[Dataset items]
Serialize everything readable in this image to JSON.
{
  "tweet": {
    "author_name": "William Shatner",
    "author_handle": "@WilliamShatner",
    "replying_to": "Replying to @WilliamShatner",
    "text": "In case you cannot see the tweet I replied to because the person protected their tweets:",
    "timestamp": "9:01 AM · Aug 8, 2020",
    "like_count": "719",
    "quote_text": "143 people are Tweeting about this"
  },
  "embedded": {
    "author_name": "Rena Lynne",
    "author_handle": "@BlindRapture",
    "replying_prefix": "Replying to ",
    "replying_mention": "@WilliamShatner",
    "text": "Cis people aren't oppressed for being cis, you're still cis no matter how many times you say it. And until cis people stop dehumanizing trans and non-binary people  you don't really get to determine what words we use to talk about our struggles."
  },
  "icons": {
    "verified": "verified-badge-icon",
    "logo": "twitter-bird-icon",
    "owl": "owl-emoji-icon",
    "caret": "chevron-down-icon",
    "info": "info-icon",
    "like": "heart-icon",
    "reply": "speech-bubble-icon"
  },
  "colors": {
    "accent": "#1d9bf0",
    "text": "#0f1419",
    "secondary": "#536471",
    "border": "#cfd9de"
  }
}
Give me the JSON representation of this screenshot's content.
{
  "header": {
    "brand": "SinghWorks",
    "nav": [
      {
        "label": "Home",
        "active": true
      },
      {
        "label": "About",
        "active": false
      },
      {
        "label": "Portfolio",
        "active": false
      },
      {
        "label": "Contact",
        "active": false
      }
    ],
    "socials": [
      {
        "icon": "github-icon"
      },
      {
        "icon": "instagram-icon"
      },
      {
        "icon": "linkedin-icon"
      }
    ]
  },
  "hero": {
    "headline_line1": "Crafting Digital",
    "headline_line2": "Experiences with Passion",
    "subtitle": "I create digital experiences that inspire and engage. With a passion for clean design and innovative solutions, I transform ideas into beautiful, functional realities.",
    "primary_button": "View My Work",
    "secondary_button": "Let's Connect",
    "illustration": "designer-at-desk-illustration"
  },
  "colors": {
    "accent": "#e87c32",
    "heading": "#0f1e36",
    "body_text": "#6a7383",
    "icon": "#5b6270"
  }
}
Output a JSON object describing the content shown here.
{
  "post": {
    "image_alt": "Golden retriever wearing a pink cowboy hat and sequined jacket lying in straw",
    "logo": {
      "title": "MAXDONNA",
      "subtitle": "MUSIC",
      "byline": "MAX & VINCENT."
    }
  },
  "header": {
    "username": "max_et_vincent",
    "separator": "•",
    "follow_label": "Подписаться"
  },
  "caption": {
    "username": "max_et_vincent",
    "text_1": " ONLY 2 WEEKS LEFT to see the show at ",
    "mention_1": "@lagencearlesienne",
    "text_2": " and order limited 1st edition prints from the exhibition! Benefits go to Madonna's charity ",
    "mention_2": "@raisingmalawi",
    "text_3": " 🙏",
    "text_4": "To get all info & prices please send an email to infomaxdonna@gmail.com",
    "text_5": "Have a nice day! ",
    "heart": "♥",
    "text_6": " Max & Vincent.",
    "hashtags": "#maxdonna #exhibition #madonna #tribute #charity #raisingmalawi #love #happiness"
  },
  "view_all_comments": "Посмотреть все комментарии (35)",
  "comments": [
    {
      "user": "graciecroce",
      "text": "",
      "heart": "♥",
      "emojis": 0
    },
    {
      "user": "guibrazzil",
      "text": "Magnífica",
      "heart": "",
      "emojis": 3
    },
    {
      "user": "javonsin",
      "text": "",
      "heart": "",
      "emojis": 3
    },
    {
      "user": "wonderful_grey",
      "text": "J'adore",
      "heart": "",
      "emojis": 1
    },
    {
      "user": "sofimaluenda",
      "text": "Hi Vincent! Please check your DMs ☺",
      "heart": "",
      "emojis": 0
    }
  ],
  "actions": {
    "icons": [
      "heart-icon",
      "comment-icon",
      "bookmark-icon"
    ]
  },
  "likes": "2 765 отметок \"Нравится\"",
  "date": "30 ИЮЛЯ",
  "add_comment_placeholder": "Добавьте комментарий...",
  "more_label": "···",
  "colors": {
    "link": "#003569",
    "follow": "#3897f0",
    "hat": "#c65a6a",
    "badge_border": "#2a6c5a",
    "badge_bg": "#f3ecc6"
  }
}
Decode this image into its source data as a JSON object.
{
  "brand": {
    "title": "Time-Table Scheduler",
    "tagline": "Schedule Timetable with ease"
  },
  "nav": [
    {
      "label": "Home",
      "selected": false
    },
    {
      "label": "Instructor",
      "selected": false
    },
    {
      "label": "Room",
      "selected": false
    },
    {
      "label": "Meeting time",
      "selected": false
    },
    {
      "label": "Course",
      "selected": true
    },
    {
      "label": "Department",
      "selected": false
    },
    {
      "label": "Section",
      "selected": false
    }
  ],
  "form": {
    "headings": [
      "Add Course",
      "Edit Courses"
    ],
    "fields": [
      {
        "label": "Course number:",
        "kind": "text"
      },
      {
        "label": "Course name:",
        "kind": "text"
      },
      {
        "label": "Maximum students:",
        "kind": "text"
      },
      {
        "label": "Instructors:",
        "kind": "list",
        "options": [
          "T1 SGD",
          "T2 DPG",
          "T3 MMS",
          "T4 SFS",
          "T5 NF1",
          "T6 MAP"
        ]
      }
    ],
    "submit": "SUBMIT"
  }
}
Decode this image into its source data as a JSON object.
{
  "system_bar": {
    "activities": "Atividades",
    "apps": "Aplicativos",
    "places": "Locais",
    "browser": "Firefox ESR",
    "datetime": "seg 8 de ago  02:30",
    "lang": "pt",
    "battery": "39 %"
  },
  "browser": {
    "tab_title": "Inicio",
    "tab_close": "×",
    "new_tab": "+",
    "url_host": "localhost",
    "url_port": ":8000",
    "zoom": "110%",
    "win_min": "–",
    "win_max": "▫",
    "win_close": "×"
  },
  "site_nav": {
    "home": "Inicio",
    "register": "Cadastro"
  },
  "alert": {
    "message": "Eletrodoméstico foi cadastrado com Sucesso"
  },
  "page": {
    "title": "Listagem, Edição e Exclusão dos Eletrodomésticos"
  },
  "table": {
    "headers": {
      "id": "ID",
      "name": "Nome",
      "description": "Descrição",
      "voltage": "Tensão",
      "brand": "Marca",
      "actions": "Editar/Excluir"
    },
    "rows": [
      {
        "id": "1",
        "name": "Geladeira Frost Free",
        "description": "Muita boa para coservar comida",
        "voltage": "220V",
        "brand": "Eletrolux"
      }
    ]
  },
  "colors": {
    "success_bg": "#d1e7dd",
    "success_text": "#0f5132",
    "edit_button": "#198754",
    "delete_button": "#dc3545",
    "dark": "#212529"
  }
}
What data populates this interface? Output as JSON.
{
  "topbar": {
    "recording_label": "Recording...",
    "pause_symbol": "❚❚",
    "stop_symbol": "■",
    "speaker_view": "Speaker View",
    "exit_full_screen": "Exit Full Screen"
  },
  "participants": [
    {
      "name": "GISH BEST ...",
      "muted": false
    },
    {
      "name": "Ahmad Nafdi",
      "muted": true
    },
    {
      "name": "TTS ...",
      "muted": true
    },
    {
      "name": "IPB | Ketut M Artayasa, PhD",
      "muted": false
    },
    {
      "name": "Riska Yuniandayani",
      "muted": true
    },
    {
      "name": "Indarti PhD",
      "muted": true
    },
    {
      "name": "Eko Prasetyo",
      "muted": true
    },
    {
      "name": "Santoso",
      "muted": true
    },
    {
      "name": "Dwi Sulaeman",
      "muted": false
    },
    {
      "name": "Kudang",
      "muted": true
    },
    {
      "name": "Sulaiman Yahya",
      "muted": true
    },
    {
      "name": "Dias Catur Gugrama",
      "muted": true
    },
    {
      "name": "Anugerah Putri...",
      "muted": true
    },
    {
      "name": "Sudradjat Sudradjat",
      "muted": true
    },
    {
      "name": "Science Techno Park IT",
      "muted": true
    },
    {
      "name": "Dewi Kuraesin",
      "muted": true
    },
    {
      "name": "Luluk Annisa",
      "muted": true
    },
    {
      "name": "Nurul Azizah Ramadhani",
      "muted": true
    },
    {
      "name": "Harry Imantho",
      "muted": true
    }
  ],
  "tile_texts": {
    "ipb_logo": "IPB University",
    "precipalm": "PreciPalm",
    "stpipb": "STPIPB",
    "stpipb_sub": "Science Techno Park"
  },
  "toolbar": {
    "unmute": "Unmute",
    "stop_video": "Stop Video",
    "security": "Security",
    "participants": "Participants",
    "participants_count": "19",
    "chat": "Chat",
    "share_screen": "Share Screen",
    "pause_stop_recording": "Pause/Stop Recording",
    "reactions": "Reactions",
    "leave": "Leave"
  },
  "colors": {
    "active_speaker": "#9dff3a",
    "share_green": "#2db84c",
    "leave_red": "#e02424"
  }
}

## Problem to solve
Pick out the lines above that hold the string "info" and show them.

## Solution for this problem
    "info": "info-icon",
    "text_4": "To get all info & prices please send an email to infomaxdonna@gmail.com",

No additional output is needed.